— Описание задания —
Продолжите приведенный ниже текст о социальном делении Теотиуакана, начиная сразу после его последнего предложения.

Высота монумента указывает на его большое общественное значение, это не частный памятник, а символ общенародного культа.
Выше уже говорилось о сложном и изощренном символизме искусства Теотиуакана; естественно предположить, что и в данных элементах фрески заключены какие-то достаточно важные для общественного сознания того времени информативные сообщения. Следует также учитывать, что числовая символика буквально пронизывала у всех народов Месоамерики любые идеологические проявления. Наличие двух платформ с двумя пирамидами или жертвенниками на них заставляет вспомнить деление любого общества в древнем мире на две половины (Ханан и Хурин в инкском Куско и т.п.). В астекском обществе, например, эта дуальность нашла свое отражение в двух святилищах на главном теокалли Теночтитлана. Если принять этот постулат, то в теотиуаканском обществе также существовало две половины (равноправные, судя по параллельности изображений). Но эти половины в свою очередь делились на две части, уже не совсем равные, ибо Л-1 имеет 11 предметов (вероятно, обозначающих число входящих в нее родов, или кальпулли), Л-2 имеет 9 очень неоднородных знаков, П-1 — 12 и П-2 — 11 знаков. Четырехчастное деление хорошо подтверждается символическим планом Теночтитлана на с. 1 „Кодекса Мендосы”, где город разделен пересекающимися по диагонали каналами на 4 треугольника. Примечательно, что в треугольниках, обозначающих здесь части города — исп. барриос, аст. тлайакатль, — различно число вождей — основателей родов: в левом—4 персонажа, в остальных — по два, всего же десять человек. Деление на 4 тлайакатля было характерно и для других городов-государств Центральной Мексики перед испанским завоеванием, например Тлашкалы. Тлайакатли делились в свою очередь на низшие по классификационному уровню единицы, обычно называемые кальпулли. Традиционно называемое число их в Теночтитлане — семь, но возможно, что число это определяется культовыми или мифологическими (Астлан) мотивами. В Теночтитлане имелся один верховный правитель — тлатоани, но анализ источников показывает, что первоначально их было два равноправных.
Если мы наложим эту схему на данные фрески из „Храма земледелия”, то, думается, вправе заключить, что в Теотиуакапе существовало 4 тлайакатля; из них Л-2 самая малочисленная по числу кальпулли, но социально разнородная но содержанию (наличие нефритовых кружков).

— Фрагмент данных —
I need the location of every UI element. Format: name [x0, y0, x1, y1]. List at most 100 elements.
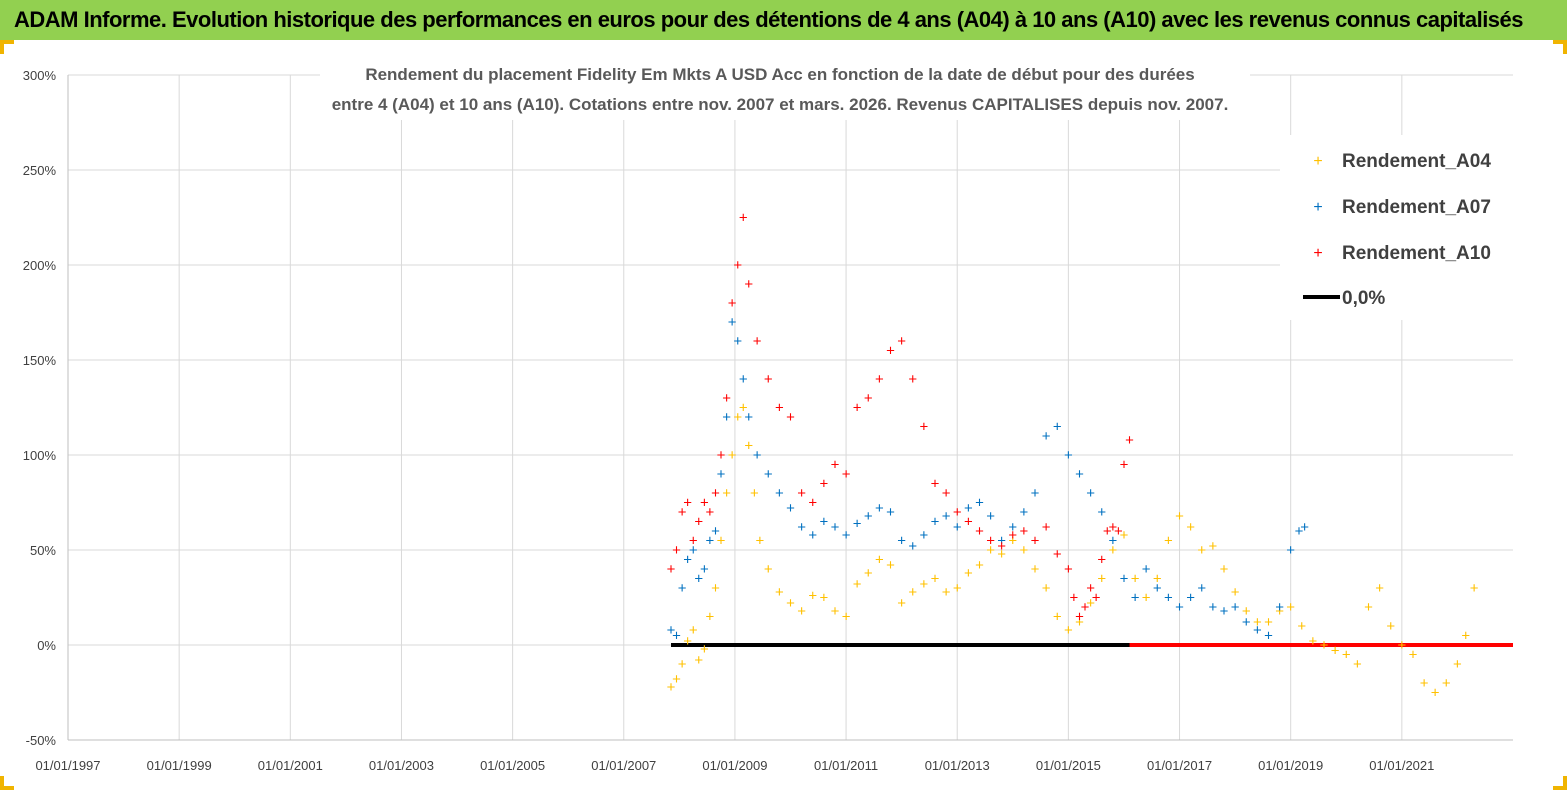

— Ожидаемый ответ —
За платформами размещены две совершенно идентичные статуи божества, переданные очень схематично, в виде двух сахарных голов с четырьмя полосами украшений на каждой. Выше плеч изображены широкие нагрудные ожерелья из трех рядов нефритовых бус, по паре крупных нефритовых колец-серег в ушах и характерной носовой вставке, определяющей черте в изображении астекского Тлалока. Головы переданы прямоугольниками с двойным меандровидным орнаментом в нижней части. Возможно, что подобный же орнамент имелся и на верхней части прямоугольников (верх фрески к моменту раскопок не сохранился). Следовательно, жертвоприношение совершается богу (богине) вод.17
Вся композиция фрески делится на три смысловые части: левая — статуя божества с адорантами; правая — статуя со своей группой поклоняющихся и третья, расположенная на заднем плане (т. е. наиболее удаленная от берега реки), сцена рынка. Интересны и, по нашему мнению, очень информативны фигуры совершающих жертвоприношение.
Одна группа их, расположенная справа от левой статуи божества, состоит из трех человек; все они сидят на поджатых ногах. Первый из них, помещенный на переднем плане, одет богаче остальных: белая рубашка, желтая юбка с серо-синей оторочкой (цвет нефрита в этой фреске), на голове белая повязка с тремя крупными нефритовыми дисками, поверх ее голова какого-то зверя с пучком желтых и зеленых перьев. Изо рта его выходит знак песни в виде двух симметрично расположенных волют. Перед ним — подношение божеству: большой шар из копала, перевязанный белым шнуром, с прикрепленным к нему изогнутым пером кецаля. В руках у него большой пук белых и зеленых перьев, который жертвователь протягивает к алтарю, готовясь бросить в огонь.18 Вторая фигура, находящаяся ближе к статуе, одета также в длинную белую рубашку с фестончатым нижним краем, окаймленным такой же серо-синей полосой с верхней коричневого цвета прошивкой; на груди длинное нефритовое ожерелье, такие же серьги, на голове плоская белая шапочка. Длинные волосы, спадающие на спину, позволяют предполагать в этой фигуре женщину. В руках ее два длинных кецалевых пера. За ней находится вторая женщина в желтой юбке с широким белым кушаком, завязанным сзади бантом. На шее длинное ожерелье из белых бус, в ушах нефритовые серьги. Головной убор отсутствует. Правой рукой она подносит божеству блюдо с фруктами.19
Левее этой группы в непосредственной близости от плеч статуи помещен какой-то высокий с овальным верхом белый предмет, украшенный восемью бантиками такого же цвета. Назначение его неясно. Можно было бы предполагать, что он является фигурной курильницей или сосудом, однако такому истолкованию препятствуют бантики. Головные же уборы такого типа в Теотиуакане не засвидетельствованы.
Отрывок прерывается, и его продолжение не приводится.